+++ Data for the task +++
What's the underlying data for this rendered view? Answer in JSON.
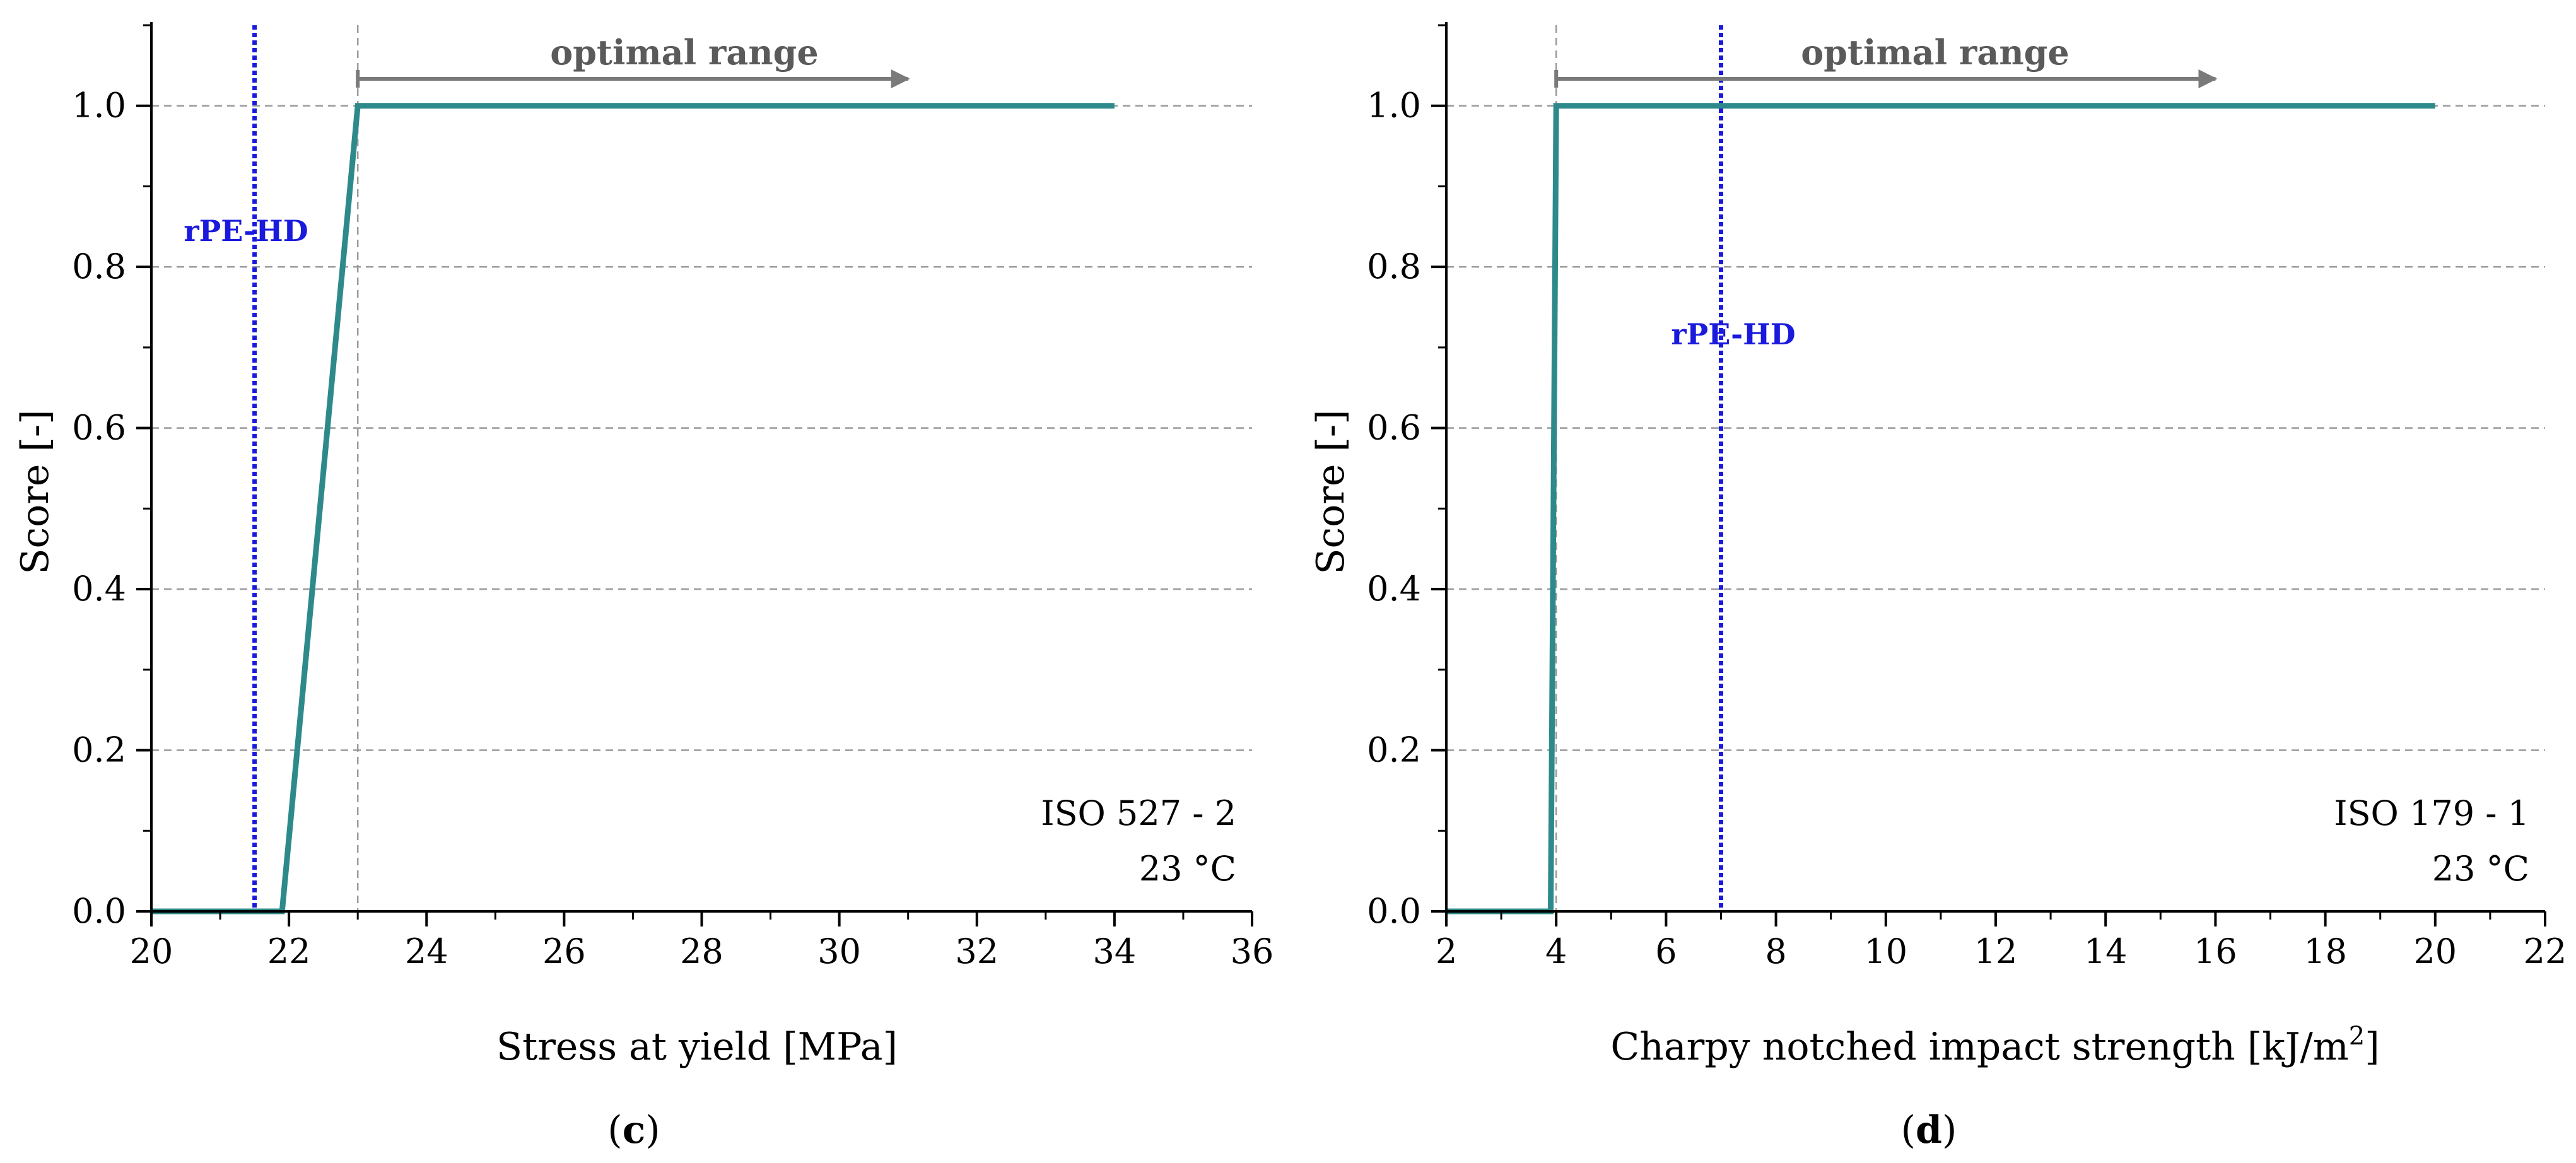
{
  "chart_data": [
    {
      "type": "line",
      "panel_label": "c",
      "xlabel": "Stress at yield [MPa]",
      "ylabel": "Score [-]",
      "xlim": [
        20,
        36
      ],
      "ylim": [
        0,
        1.1
      ],
      "x_ticks": [
        20,
        22,
        24,
        26,
        28,
        30,
        32,
        34,
        36
      ],
      "x_tick_labels": [
        "20",
        "22",
        "24",
        "26",
        "28",
        "30",
        "32",
        "34",
        "36"
      ],
      "y_ticks": [
        0,
        0.2,
        0.4,
        0.6,
        0.8,
        1.0
      ],
      "y_tick_labels": [
        "0.0",
        "0.2",
        "0.4",
        "0.6",
        "0.8",
        "1.0"
      ],
      "grid": "horizontal dashed",
      "series": [
        {
          "name": "Score",
          "x": [
            20,
            21.9,
            23,
            34
          ],
          "y": [
            0,
            0,
            1,
            1
          ]
        }
      ],
      "reference": {
        "label": "rPE-HD",
        "x": 21.5
      },
      "threshold_x": 23,
      "optimal_range": {
        "label": "optimal range",
        "start": 23,
        "end": 31
      },
      "annotations": [
        "ISO 527 - 2",
        "23 °C"
      ]
    },
    {
      "type": "line",
      "panel_label": "d",
      "xlabel_main": "Charpy notched impact strength [kJ/m",
      "xlabel_sup": "2",
      "xlabel_end": "]",
      "ylabel": "Score [-]",
      "xlim": [
        2,
        22
      ],
      "ylim": [
        0,
        1.1
      ],
      "x_ticks": [
        2,
        4,
        6,
        8,
        10,
        12,
        14,
        16,
        18,
        20,
        22
      ],
      "x_tick_labels": [
        "2",
        "4",
        "6",
        "8",
        "10",
        "12",
        "14",
        "16",
        "18",
        "20",
        "22"
      ],
      "y_ticks": [
        0,
        0.2,
        0.4,
        0.6,
        0.8,
        1.0
      ],
      "y_tick_labels": [
        "0.0",
        "0.2",
        "0.4",
        "0.6",
        "0.8",
        "1.0"
      ],
      "grid": "horizontal dashed",
      "series": [
        {
          "name": "Score",
          "x": [
            2,
            3.9,
            4,
            20
          ],
          "y": [
            0,
            0,
            1,
            1
          ]
        }
      ],
      "reference": {
        "label": "rPE-HD",
        "x": 7
      },
      "threshold_x": 4,
      "optimal_range": {
        "label": "optimal range",
        "start": 4,
        "end": 16
      },
      "annotations": [
        "ISO 179 - 1",
        "23 °C"
      ]
    }
  ],
  "colors": {
    "curve": "#2e8a8a",
    "reference": "#1a1adc",
    "arrow": "#7a7a7a",
    "grid": "#9a9a9a",
    "axis": "#000000"
  }
}
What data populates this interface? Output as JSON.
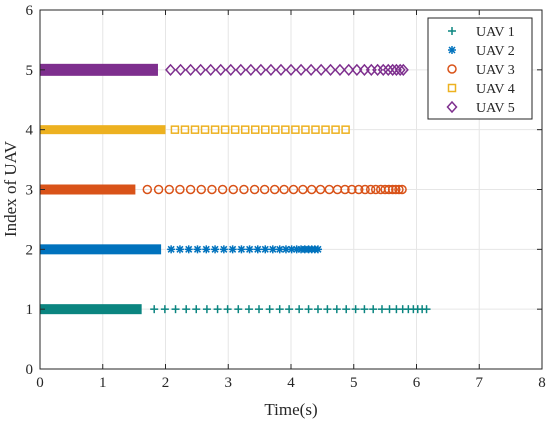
{
  "chart_data": {
    "type": "scatter",
    "xlabel": "Time(s)",
    "ylabel": "Index of UAV",
    "xlim": [
      0,
      8
    ],
    "ylim": [
      0,
      6
    ],
    "xticks": [
      0,
      1,
      2,
      3,
      4,
      5,
      6,
      7,
      8
    ],
    "yticks": [
      0,
      1,
      2,
      3,
      4,
      5,
      6
    ],
    "grid": true,
    "legend_position": "top-right",
    "series": [
      {
        "name": "UAV 1",
        "y": 1,
        "marker": "plus",
        "color": "#0b8580",
        "dense_range": [
          0,
          1.62
        ],
        "x": [
          1.82,
          1.99,
          2.16,
          2.33,
          2.49,
          2.66,
          2.83,
          2.99,
          3.16,
          3.33,
          3.49,
          3.66,
          3.82,
          3.97,
          4.13,
          4.28,
          4.43,
          4.58,
          4.73,
          4.88,
          5.03,
          5.17,
          5.31,
          5.45,
          5.57,
          5.68,
          5.78,
          5.87,
          5.95,
          6.02,
          6.09,
          6.16
        ]
      },
      {
        "name": "UAV 2",
        "y": 2,
        "marker": "asterisk",
        "color": "#0072bd",
        "dense_range": [
          0,
          1.93
        ],
        "x": [
          2.09,
          2.23,
          2.37,
          2.51,
          2.65,
          2.79,
          2.93,
          3.07,
          3.21,
          3.34,
          3.47,
          3.59,
          3.71,
          3.82,
          3.92,
          4.01,
          4.09,
          4.16,
          4.22,
          4.28,
          4.33,
          4.38,
          4.43
        ]
      },
      {
        "name": "UAV 3",
        "y": 3,
        "marker": "circle",
        "color": "#d95319",
        "dense_range": [
          0,
          1.52
        ],
        "x": [
          1.71,
          1.89,
          2.06,
          2.23,
          2.4,
          2.57,
          2.74,
          2.91,
          3.08,
          3.25,
          3.42,
          3.58,
          3.74,
          3.89,
          4.04,
          4.19,
          4.33,
          4.47,
          4.61,
          4.74,
          4.86,
          4.97,
          5.08,
          5.18,
          5.27,
          5.35,
          5.43,
          5.5,
          5.56,
          5.62,
          5.67,
          5.72,
          5.77
        ]
      },
      {
        "name": "UAV 4",
        "y": 4,
        "marker": "square",
        "color": "#edb120",
        "dense_range": [
          0,
          2.0
        ],
        "x": [
          2.15,
          2.31,
          2.47,
          2.63,
          2.79,
          2.95,
          3.11,
          3.27,
          3.43,
          3.59,
          3.75,
          3.91,
          4.07,
          4.23,
          4.39,
          4.55,
          4.71,
          4.87
        ]
      },
      {
        "name": "UAV 5",
        "y": 5,
        "marker": "diamond",
        "color": "#7e2f8e",
        "dense_range": [
          0,
          1.88
        ],
        "x": [
          2.08,
          2.24,
          2.4,
          2.56,
          2.72,
          2.88,
          3.04,
          3.2,
          3.36,
          3.52,
          3.68,
          3.84,
          4.0,
          4.16,
          4.32,
          4.48,
          4.63,
          4.78,
          4.92,
          5.05,
          5.17,
          5.28,
          5.38,
          5.47,
          5.55,
          5.62,
          5.68,
          5.74,
          5.79
        ]
      }
    ]
  }
}
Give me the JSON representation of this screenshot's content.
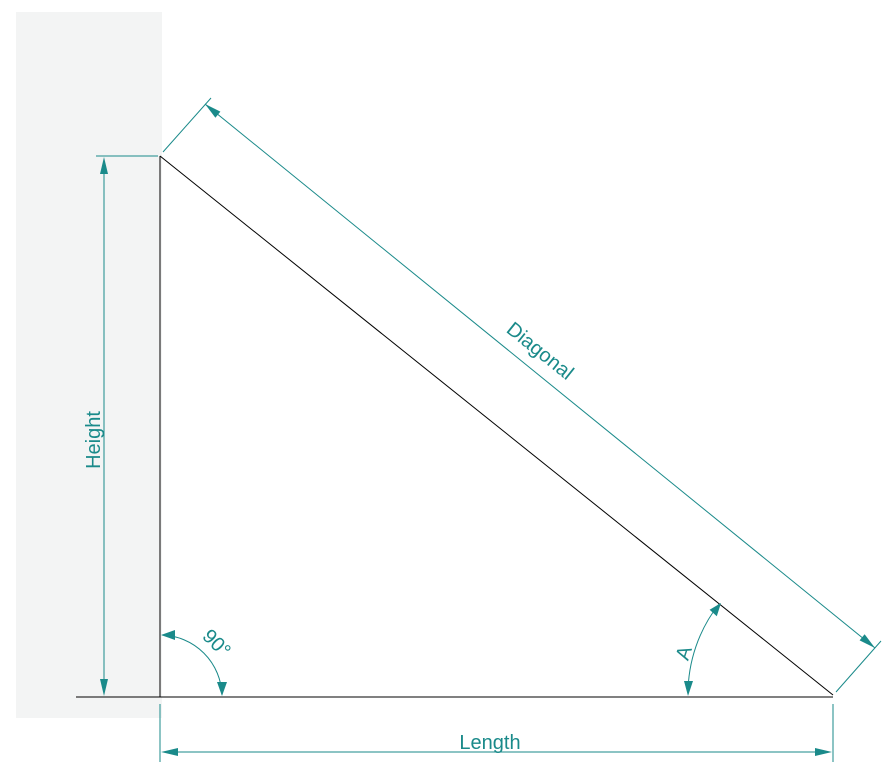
{
  "labels": {
    "height": "Height",
    "length": "Length",
    "diagonal": "Diagonal",
    "right_angle": "90°",
    "angle": "A"
  },
  "colors": {
    "dimension": "#1a8a8a",
    "edge": "#000000",
    "wall": "#f3f4f4"
  }
}
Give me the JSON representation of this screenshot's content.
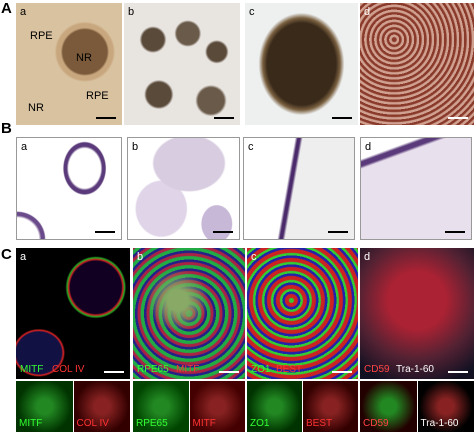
{
  "figure": {
    "A": {
      "label": "A",
      "panels": [
        {
          "label": "a",
          "annotations": [
            "RPE",
            "NR",
            "NR",
            "RPE"
          ]
        },
        {
          "label": "b"
        },
        {
          "label": "c"
        },
        {
          "label": "d"
        }
      ]
    },
    "B": {
      "label": "B",
      "panels": [
        {
          "label": "a"
        },
        {
          "label": "b"
        },
        {
          "label": "c"
        },
        {
          "label": "d"
        }
      ]
    },
    "C": {
      "label": "C",
      "panels": [
        {
          "label": "a",
          "stains": [
            "MITF",
            "COL IV"
          ],
          "channels": [
            "MITF",
            "COL IV"
          ]
        },
        {
          "label": "b",
          "stains": [
            "RPE65",
            "MITF"
          ],
          "channels": [
            "RPE65",
            "MITF"
          ]
        },
        {
          "label": "c",
          "stains": [
            "ZO1",
            "BEST"
          ],
          "channels": [
            "ZO1",
            "BEST"
          ]
        },
        {
          "label": "d",
          "stains": [
            "CD59",
            "Tra-1-60"
          ],
          "channels": [
            "CD59",
            "Tra-1-60"
          ]
        }
      ]
    }
  }
}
+++
■ What is expected: Go through the records above, find every line with the word "marker", and list those lines.

■ Output for this task:
        "marker": "plus",
        "marker": "asterisk",
        "marker": "circle",
        "marker": "square",
        "marker": "diamond",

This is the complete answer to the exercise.